Only the number is needed: how many lines contain the word "Silicone"?

§ Source data:
───
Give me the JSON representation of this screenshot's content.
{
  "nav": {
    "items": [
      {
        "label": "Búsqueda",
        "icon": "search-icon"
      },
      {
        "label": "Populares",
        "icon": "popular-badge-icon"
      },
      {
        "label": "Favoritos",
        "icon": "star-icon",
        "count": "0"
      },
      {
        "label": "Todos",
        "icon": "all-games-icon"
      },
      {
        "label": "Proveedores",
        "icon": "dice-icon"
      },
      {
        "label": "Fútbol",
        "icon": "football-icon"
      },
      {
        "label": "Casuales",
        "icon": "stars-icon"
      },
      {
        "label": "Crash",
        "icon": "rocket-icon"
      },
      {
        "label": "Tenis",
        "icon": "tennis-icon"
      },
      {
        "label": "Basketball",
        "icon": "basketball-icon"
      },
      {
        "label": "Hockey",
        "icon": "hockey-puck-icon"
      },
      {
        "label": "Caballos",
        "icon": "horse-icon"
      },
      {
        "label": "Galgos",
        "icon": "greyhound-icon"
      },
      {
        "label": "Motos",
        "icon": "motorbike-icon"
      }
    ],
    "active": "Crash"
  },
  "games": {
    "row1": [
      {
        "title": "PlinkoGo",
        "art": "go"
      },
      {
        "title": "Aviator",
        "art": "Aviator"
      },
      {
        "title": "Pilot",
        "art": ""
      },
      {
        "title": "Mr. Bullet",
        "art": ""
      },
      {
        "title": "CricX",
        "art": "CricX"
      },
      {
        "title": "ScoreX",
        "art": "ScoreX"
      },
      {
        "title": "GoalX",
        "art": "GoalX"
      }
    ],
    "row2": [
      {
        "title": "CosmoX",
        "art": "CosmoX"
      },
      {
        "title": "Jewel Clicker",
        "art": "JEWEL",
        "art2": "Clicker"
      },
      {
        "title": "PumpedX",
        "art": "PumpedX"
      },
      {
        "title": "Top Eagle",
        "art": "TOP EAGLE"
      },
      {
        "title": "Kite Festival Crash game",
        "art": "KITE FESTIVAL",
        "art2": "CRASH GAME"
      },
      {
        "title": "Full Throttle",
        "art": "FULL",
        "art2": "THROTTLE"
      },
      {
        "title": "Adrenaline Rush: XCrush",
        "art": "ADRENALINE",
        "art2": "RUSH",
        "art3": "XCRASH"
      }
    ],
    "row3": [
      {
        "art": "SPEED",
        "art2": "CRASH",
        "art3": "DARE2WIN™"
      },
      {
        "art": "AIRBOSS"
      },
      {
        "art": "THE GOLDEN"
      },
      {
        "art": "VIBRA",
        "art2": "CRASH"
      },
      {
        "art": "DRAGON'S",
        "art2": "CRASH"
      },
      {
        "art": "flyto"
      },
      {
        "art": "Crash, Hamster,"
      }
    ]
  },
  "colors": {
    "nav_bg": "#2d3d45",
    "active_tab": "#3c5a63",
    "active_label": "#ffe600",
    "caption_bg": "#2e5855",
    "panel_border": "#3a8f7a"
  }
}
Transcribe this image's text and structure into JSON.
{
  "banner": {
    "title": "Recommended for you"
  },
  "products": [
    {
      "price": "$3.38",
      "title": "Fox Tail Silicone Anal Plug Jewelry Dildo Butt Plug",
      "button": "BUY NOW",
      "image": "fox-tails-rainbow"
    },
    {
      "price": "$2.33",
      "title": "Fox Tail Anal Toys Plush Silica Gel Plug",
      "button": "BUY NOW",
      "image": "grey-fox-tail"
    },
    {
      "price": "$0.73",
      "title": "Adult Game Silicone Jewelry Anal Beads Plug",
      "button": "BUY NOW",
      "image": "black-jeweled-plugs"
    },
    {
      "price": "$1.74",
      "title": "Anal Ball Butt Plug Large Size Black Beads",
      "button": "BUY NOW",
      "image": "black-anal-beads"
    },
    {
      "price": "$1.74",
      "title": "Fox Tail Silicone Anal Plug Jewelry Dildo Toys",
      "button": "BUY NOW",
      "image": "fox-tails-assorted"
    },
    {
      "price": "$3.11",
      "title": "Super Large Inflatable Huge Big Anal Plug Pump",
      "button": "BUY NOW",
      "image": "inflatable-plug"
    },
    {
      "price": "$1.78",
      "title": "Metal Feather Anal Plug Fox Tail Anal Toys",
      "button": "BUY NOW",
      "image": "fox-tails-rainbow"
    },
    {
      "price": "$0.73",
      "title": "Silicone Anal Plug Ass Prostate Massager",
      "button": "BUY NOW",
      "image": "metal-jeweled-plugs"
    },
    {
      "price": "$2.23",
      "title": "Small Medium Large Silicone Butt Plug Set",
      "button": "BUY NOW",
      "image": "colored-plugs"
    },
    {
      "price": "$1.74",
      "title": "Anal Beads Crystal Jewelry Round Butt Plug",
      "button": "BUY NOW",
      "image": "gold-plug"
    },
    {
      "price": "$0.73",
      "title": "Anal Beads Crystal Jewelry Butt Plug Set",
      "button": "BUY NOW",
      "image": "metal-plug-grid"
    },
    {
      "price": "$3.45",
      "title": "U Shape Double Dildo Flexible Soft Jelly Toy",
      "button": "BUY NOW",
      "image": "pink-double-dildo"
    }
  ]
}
───
§ Task response:
5